Objective: Find the word "Backsplashes" in the material below and gather every line that contains it.

— Start of Supplied data —

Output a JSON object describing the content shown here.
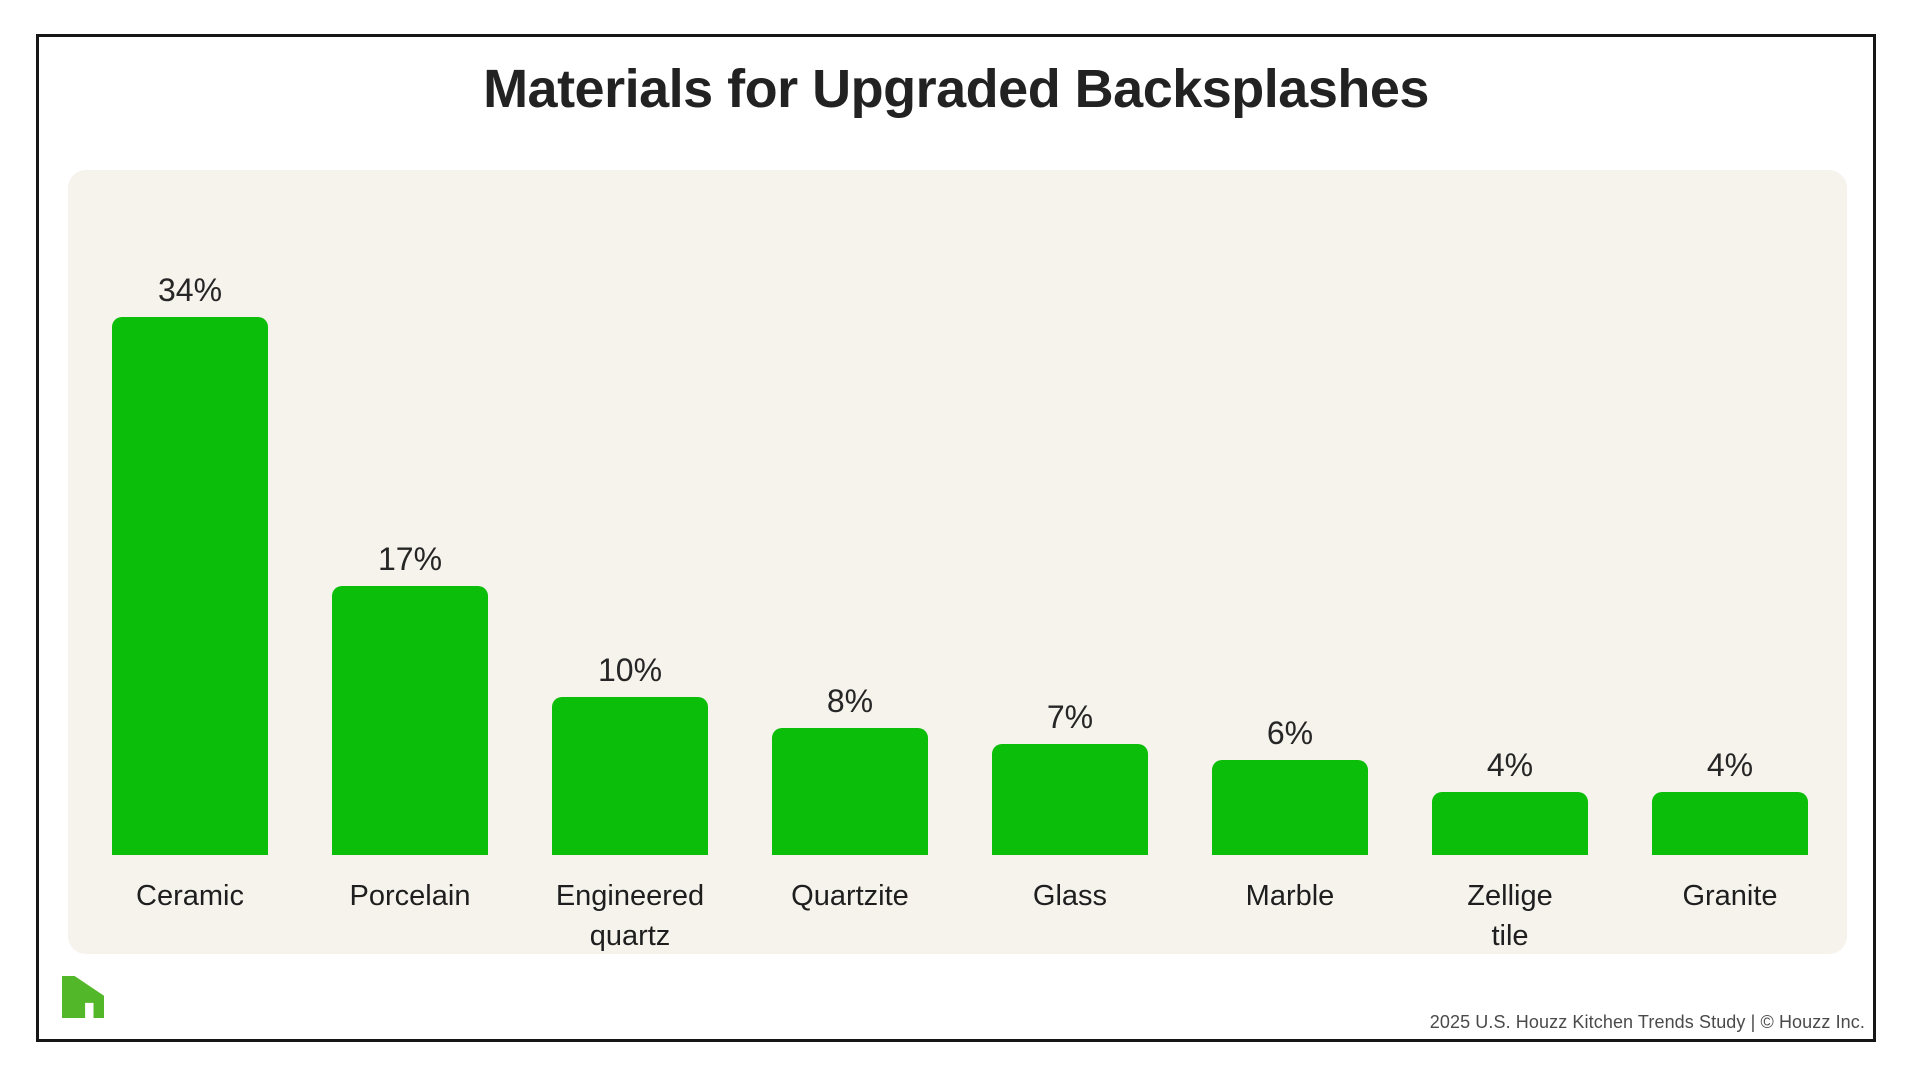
{
  "title": "Materials for Upgraded Backsplashes",
  "chart_data": {
    "type": "bar",
    "title": "Materials for Upgraded Backsplashes",
    "categories": [
      "Ceramic",
      "Porcelain",
      "Engineered quartz",
      "Quartzite",
      "Glass",
      "Marble",
      "Zellige tile",
      "Granite"
    ],
    "categories_display": [
      "Ceramic",
      "Porcelain",
      "Engineered\nquartz",
      "Quartzite",
      "Glass",
      "Marble",
      "Zellige\ntile",
      "Granite"
    ],
    "values": [
      34,
      17,
      10,
      8,
      7,
      6,
      4,
      4
    ],
    "value_labels": [
      "34%",
      "17%",
      "10%",
      "8%",
      "7%",
      "6%",
      "4%",
      "4%"
    ],
    "xlabel": "",
    "ylabel": "",
    "ylim": [
      0,
      34
    ],
    "grid": false,
    "legend": false,
    "bar_color": "#0ABE0A",
    "panel_background": "#F6F2EC"
  },
  "footer": {
    "attribution": "2025 U.S. Houzz Kitchen Trends Study  |  © Houzz Inc.",
    "logo_name": "houzz-logo",
    "logo_color": "#52B829"
  }
}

— End of Supplied data —

Final answer:
  "title": "Materials for Upgraded Backsplashes",
    "title": "Materials for Upgraded Backsplashes",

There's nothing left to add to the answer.